» EXERCISE INSTRUCTIONS
Would it be possible to write out each entry below exactly, without the pictures?

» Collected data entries
[start]
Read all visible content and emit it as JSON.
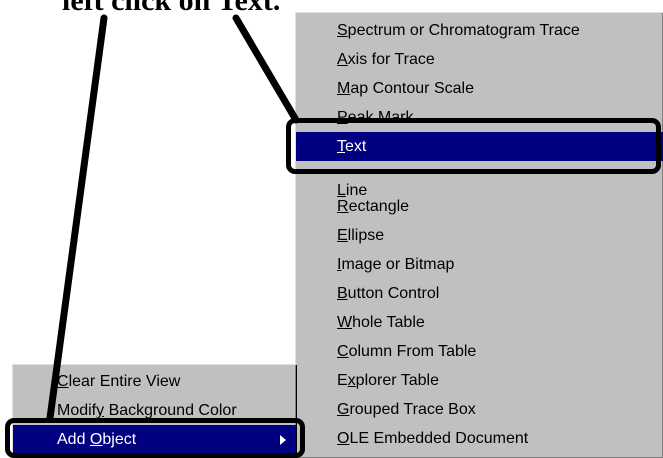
{
  "instruction": {
    "text_before": "left click on ",
    "text_bold_target": "Text."
  },
  "submenu": {
    "items": [
      {
        "prefix": "",
        "ul": "S",
        "rest": "pectrum or Chromatogram Trace"
      },
      {
        "prefix": "",
        "ul": "A",
        "rest": "xis for Trace"
      },
      {
        "prefix": "",
        "ul": "M",
        "rest": "ap Contour Scale"
      },
      {
        "prefix": "",
        "ul": "P",
        "rest": "eak Mark"
      },
      {
        "prefix": "",
        "ul": "T",
        "rest": "ext",
        "selected": true
      },
      {
        "prefix": "",
        "ul": "L",
        "rest": "ine"
      },
      {
        "prefix": "",
        "ul": "R",
        "rest": "ectangle"
      },
      {
        "prefix": "",
        "ul": "E",
        "rest": "llipse"
      },
      {
        "prefix": "",
        "ul": "I",
        "rest": "mage or Bitmap"
      },
      {
        "prefix": "",
        "ul": "B",
        "rest": "utton Control"
      },
      {
        "prefix": "",
        "ul": "W",
        "rest": "hole Table"
      },
      {
        "prefix": "",
        "ul": "C",
        "rest": "olumn From Table"
      },
      {
        "prefix": "E",
        "ul": "x",
        "rest": "plorer Table"
      },
      {
        "prefix": "",
        "ul": "G",
        "rest": "rouped Trace Box"
      },
      {
        "prefix": "",
        "ul": "O",
        "rest": "LE Embedded Document"
      }
    ]
  },
  "context_menu": {
    "items": [
      {
        "prefix": "",
        "ul": "C",
        "rest": "lear Entire View"
      },
      {
        "prefix": "Modif",
        "ul": "y",
        "rest": " Background Color"
      },
      {
        "prefix": "Add ",
        "ul": "O",
        "rest": "bject",
        "selected": true,
        "has_submenu": true
      }
    ]
  },
  "colors": {
    "menu_bg": "#c0c0c0",
    "highlight_bg": "#000080",
    "highlight_fg": "#ffffff",
    "callout": "#000000"
  },
  "icons": {
    "submenu_arrow": "triangle-right-icon"
  }
}
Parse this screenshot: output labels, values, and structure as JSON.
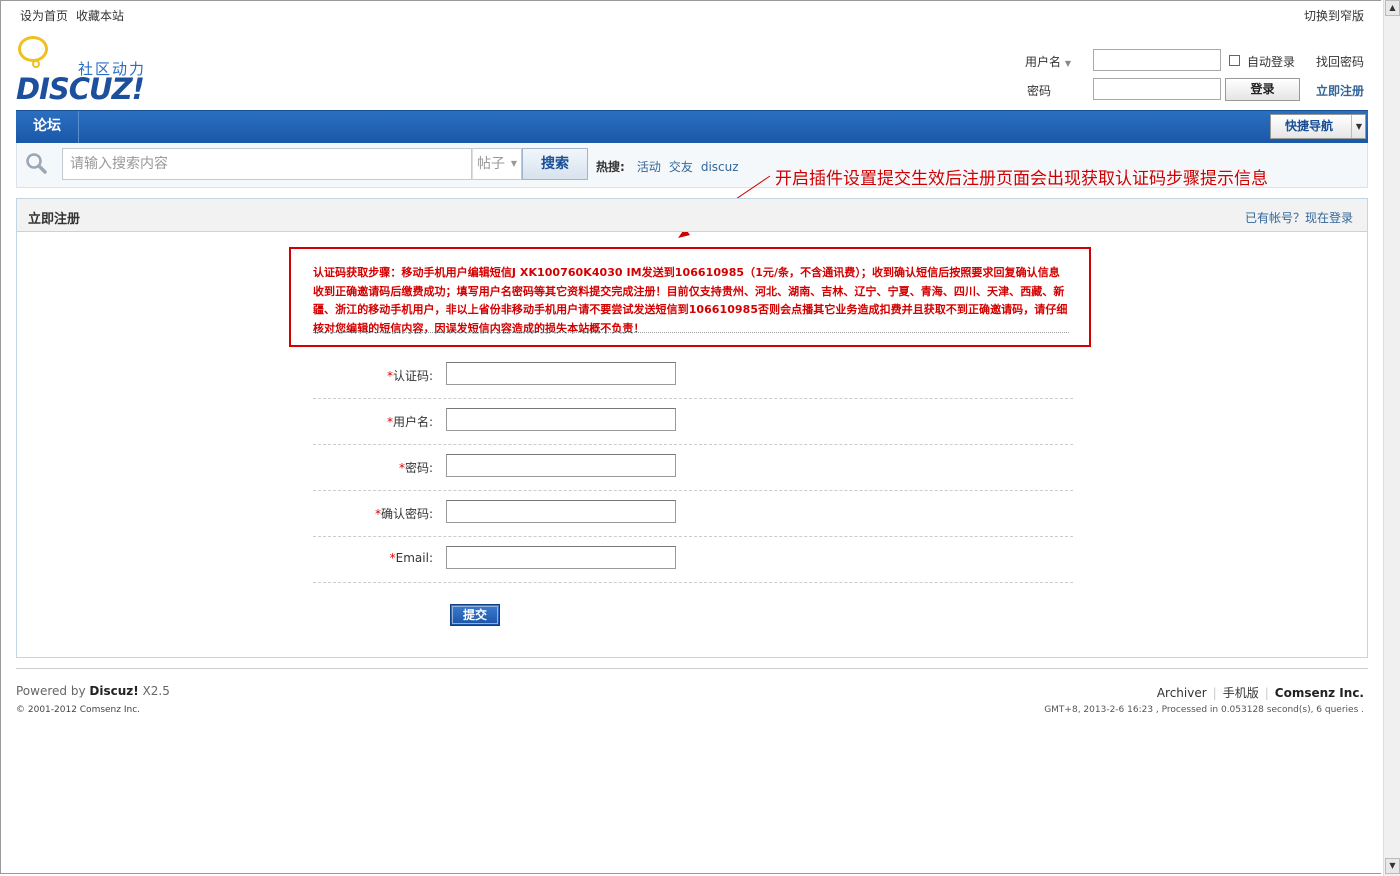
{
  "top_links": {
    "set_home": "设为首页",
    "bookmark": "收藏本站",
    "switch_width": "切换到窄版"
  },
  "logo": {
    "slogan": "社区动力",
    "brand": "DISCUZ!"
  },
  "login": {
    "username_label": "用户名",
    "auto_login_label": "自动登录",
    "find_password": "找回密码",
    "password_label": "密码",
    "login_button": "登录",
    "register_link": "立即注册"
  },
  "nav": {
    "forum": "论坛",
    "quick_nav": "快捷导航"
  },
  "search": {
    "placeholder": "请输入搜索内容",
    "type": "帖子",
    "button": "搜索",
    "hot_label": "热搜:",
    "hot_items": [
      "活动",
      "交友",
      "discuz"
    ]
  },
  "annotation": "开启插件设置提交生效后注册页面会出现获取认证码步骤提示信息",
  "panel": {
    "title": "立即注册",
    "login_link": "已有帐号？现在登录",
    "notice": "认证码获取步骤：移动手机用户编辑短信J XK100760K4030 IM发送到106610985（1元/条，不含通讯费）；收到确认短信后按照要求回复确认信息收到正确邀请码后缴费成功；填写用户名密码等其它资料提交完成注册！目前仅支持贵州、河北、湖南、吉林、辽宁、宁夏、青海、四川、天津、西藏、新疆、浙江的移动手机用户，非以上省份非移动手机用户请不要尝试发送短信到106610985否则会点播其它业务造成扣费并且获取不到正确邀请码，请仔细核对您编辑的短信内容，因误发短信内容造成的损失本站概不负责！"
  },
  "form": {
    "required_mark": "*",
    "fields": [
      {
        "label": "认证码:"
      },
      {
        "label": "用户名:"
      },
      {
        "label": "密码:"
      },
      {
        "label": "确认密码:"
      },
      {
        "label": "Email:"
      }
    ],
    "submit": "提交"
  },
  "footer": {
    "powered_prefix": "Powered by ",
    "powered_brand": "Discuz!",
    "powered_version": " X2.5",
    "copyright": "© 2001-2012 Comsenz Inc.",
    "links": [
      "Archiver",
      "手机版"
    ],
    "company": "Comsenz Inc.",
    "processed": "GMT+8, 2013-2-6 16:23 , Processed in 0.053128 second(s), 6 queries ."
  },
  "colors": {
    "nav_blue": "#1a58a8",
    "notice_red": "#d40000",
    "link": "#336699"
  }
}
[end]
» TASK SOLUTION
Read all visible content and emit it as JSON.
{
  "instruction": {
    "text_before": "left click on ",
    "text_bold_target": "Text."
  },
  "submenu": {
    "items": [
      {
        "prefix": "",
        "ul": "S",
        "rest": "pectrum or Chromatogram Trace"
      },
      {
        "prefix": "",
        "ul": "A",
        "rest": "xis for Trace"
      },
      {
        "prefix": "",
        "ul": "M",
        "rest": "ap Contour Scale"
      },
      {
        "prefix": "",
        "ul": "P",
        "rest": "eak Mark"
      },
      {
        "prefix": "",
        "ul": "T",
        "rest": "ext",
        "selected": true
      },
      {
        "prefix": "",
        "ul": "L",
        "rest": "ine"
      },
      {
        "prefix": "",
        "ul": "R",
        "rest": "ectangle"
      },
      {
        "prefix": "",
        "ul": "E",
        "rest": "llipse"
      },
      {
        "prefix": "",
        "ul": "I",
        "rest": "mage or Bitmap"
      },
      {
        "prefix": "",
        "ul": "B",
        "rest": "utton Control"
      },
      {
        "prefix": "",
        "ul": "W",
        "rest": "hole Table"
      },
      {
        "prefix": "",
        "ul": "C",
        "rest": "olumn From Table"
      },
      {
        "prefix": "E",
        "ul": "x",
        "rest": "plorer Table"
      },
      {
        "prefix": "",
        "ul": "G",
        "rest": "rouped Trace Box"
      },
      {
        "prefix": "",
        "ul": "O",
        "rest": "LE Embedded Document"
      }
    ]
  },
  "context_menu": {
    "items": [
      {
        "prefix": "",
        "ul": "C",
        "rest": "lear Entire View"
      },
      {
        "prefix": "Modif",
        "ul": "y",
        "rest": " Background Color"
      },
      {
        "prefix": "Add ",
        "ul": "O",
        "rest": "bject",
        "selected": true,
        "has_submenu": true
      }
    ]
  },
  "colors": {
    "menu_bg": "#c0c0c0",
    "highlight_bg": "#000080",
    "highlight_fg": "#ffffff",
    "callout": "#000000"
  },
  "icons": {
    "submenu_arrow": "triangle-right-icon"
  }
}
Parse this screenshot: output labels, values, and structure as JSON.
{
  "top_links": {
    "set_home": "设为首页",
    "bookmark": "收藏本站",
    "switch_width": "切换到窄版"
  },
  "logo": {
    "slogan": "社区动力",
    "brand": "DISCUZ!"
  },
  "login": {
    "username_label": "用户名",
    "auto_login_label": "自动登录",
    "find_password": "找回密码",
    "password_label": "密码",
    "login_button": "登录",
    "register_link": "立即注册"
  },
  "nav": {
    "forum": "论坛",
    "quick_nav": "快捷导航"
  },
  "search": {
    "placeholder": "请输入搜索内容",
    "type": "帖子",
    "button": "搜索",
    "hot_label": "热搜:",
    "hot_items": [
      "活动",
      "交友",
      "discuz"
    ]
  },
  "annotation": "开启插件设置提交生效后注册页面会出现获取认证码步骤提示信息",
  "panel": {
    "title": "立即注册",
    "login_link": "已有帐号？现在登录",
    "notice": "认证码获取步骤：移动手机用户编辑短信J XK100760K4030 IM发送到106610985（1元/条，不含通讯费）；收到确认短信后按照要求回复确认信息收到正确邀请码后缴费成功；填写用户名密码等其它资料提交完成注册！目前仅支持贵州、河北、湖南、吉林、辽宁、宁夏、青海、四川、天津、西藏、新疆、浙江的移动手机用户，非以上省份非移动手机用户请不要尝试发送短信到106610985否则会点播其它业务造成扣费并且获取不到正确邀请码，请仔细核对您编辑的短信内容，因误发短信内容造成的损失本站概不负责！"
  },
  "form": {
    "required_mark": "*",
    "fields": [
      {
        "label": "认证码:"
      },
      {
        "label": "用户名:"
      },
      {
        "label": "密码:"
      },
      {
        "label": "确认密码:"
      },
      {
        "label": "Email:"
      }
    ],
    "submit": "提交"
  },
  "footer": {
    "powered_prefix": "Powered by ",
    "powered_brand": "Discuz!",
    "powered_version": " X2.5",
    "copyright": "© 2001-2012 Comsenz Inc.",
    "links": [
      "Archiver",
      "手机版"
    ],
    "company": "Comsenz Inc.",
    "processed": "GMT+8, 2013-2-6 16:23 , Processed in 0.053128 second(s), 6 queries ."
  },
  "colors": {
    "nav_blue": "#1a58a8",
    "notice_red": "#d40000",
    "link": "#336699"
  }
}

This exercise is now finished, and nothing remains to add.